■ **SHORT TASK**:
All of the lines below are to be printed again exactly; images are excluded from the output.

■ **GIVEN RECORDS**:
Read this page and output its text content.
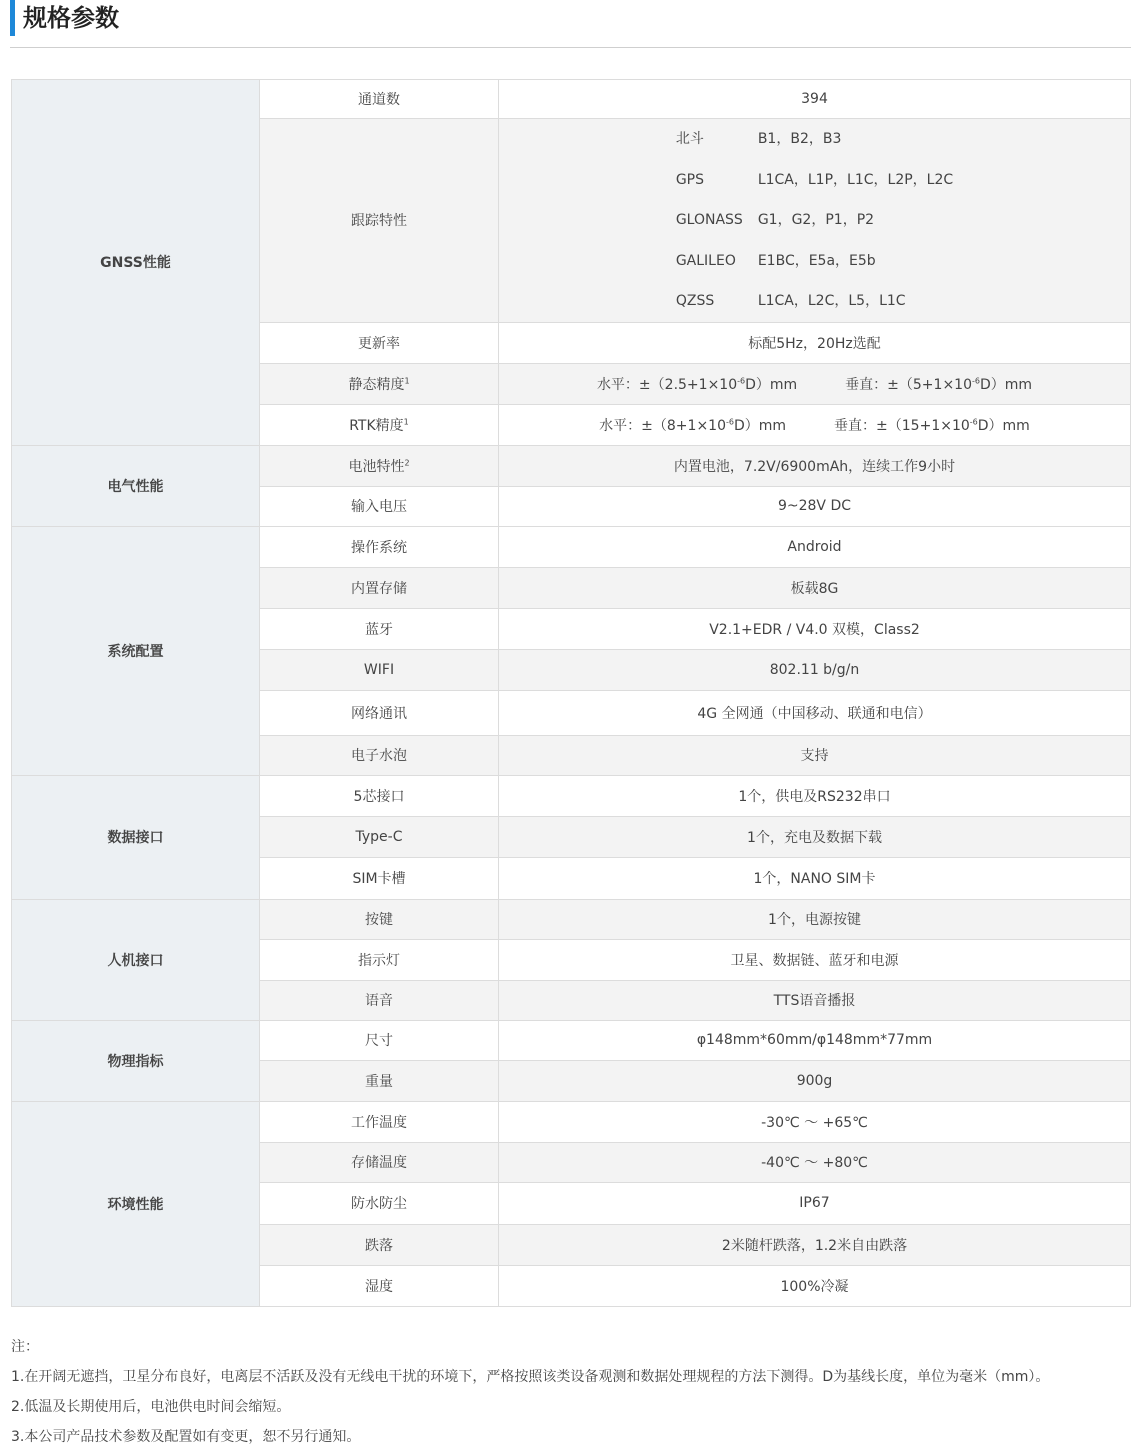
规格参数
GNSS性能	通道数	394
	跟踪特性	北斗 B1，B2，B3
GPS L1CA，L1P，L1C，L2P，L2C
GLONASS G1，G2，P1，P2
GALILEO E1BC，E5a，E5b
QZSS L1CA，L2C，L5，L1C

	更新率	标配5Hz，20Hz选配
	静态精度$^1$	水平：$\pm(2.5+1\times 10^{-6}D)mm$ 垂直：$\pm(5+1\times 10^{-6}D)mm$
	RTK精度$^1$	水平：$\pm(8+1\times 10^{-6}D)mm$ 垂直：$\pm(15+1\times 10^{-6}D)mm$

电气性能	电池特性$^2$	内置电池，7.2V/6900mAh，连续工作9小时
	输入电压	9~28V DC
系统配置	操作系统	Android
	内置存储	板载8G
	蓝牙	V2.1+EDR / V4.0 双模，Class2
	WIFI	802.11 b/g/n
	网络通讯	4G 全网通（中国移动、联通和电信）
	电子水泡	支持
数据接口	5芯接口	1个，供电及RS232串口
	Type-C	1个，充电及数据下载
	SIM卡槽	1个，NANO SIM卡
人机接口	按键	1个，电源按键
	指示灯	卫星、数据链、蓝牙和电源
	语音	TTS语音播报
物理指标	尺寸	φ148mm*60mm/φ148mm*77mm
	重量	900g
环境性能	工作温度	-30℃ ～ +65℃
	存储温度	-40℃ ～ +80℃
	防水防尘	IP67
	跌落	2米随杆跌落，1.2米自由跌落
	湿度	100%冷凝
注：
1.在开阔无遮挡，卫星分布良好，电离层不活跃及没有无线电干扰的环境下，严格按照该类设备观测和数据处理规程的方法下测得。D为基线长度，单位为毫米（mm）。
2.低温及长期使用后，电池供电时间会缩短。
3.本公司产品技术参数及配置如有变更，恕不另行通知。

■ **SOLVED EXERCISE**:
Read this page and output its text content.
规格参数
GNSS性能	通道数	394
	跟踪特性	北斗 B1，B2，B3
GPS L1CA，L1P，L1C，L2P，L2C
GLONASS G1，G2，P1，P2
GALILEO E1BC，E5a，E5b
QZSS L1CA，L2C，L5，L1C

	更新率	标配5Hz，20Hz选配
	静态精度$^1$	水平：$\pm(2.5+1\times 10^{-6}D)mm$ 垂直：$\pm(5+1\times 10^{-6}D)mm$
	RTK精度$^1$	水平：$\pm(8+1\times 10^{-6}D)mm$ 垂直：$\pm(15+1\times 10^{-6}D)mm$

电气性能	电池特性$^2$	内置电池，7.2V/6900mAh，连续工作9小时
	输入电压	9~28V DC
系统配置	操作系统	Android
	内置存储	板载8G
	蓝牙	V2.1+EDR / V4.0 双模，Class2
	WIFI	802.11 b/g/n
	网络通讯	4G 全网通（中国移动、联通和电信）
	电子水泡	支持
数据接口	5芯接口	1个，供电及RS232串口
	Type-C	1个，充电及数据下载
	SIM卡槽	1个，NANO SIM卡
人机接口	按键	1个，电源按键
	指示灯	卫星、数据链、蓝牙和电源
	语音	TTS语音播报
物理指标	尺寸	φ148mm*60mm/φ148mm*77mm
	重量	900g
环境性能	工作温度	-30℃ ～ +65℃
	存储温度	-40℃ ～ +80℃
	防水防尘	IP67
	跌落	2米随杆跌落，1.2米自由跌落
	湿度	100%冷凝
注：
1.在开阔无遮挡，卫星分布良好，电离层不活跃及没有无线电干扰的环境下，严格按照该类设备观测和数据处理规程的方法下测得。D为基线长度，单位为毫米（mm）。
2.低温及长期使用后，电池供电时间会缩短。
3.本公司产品技术参数及配置如有变更，恕不另行通知。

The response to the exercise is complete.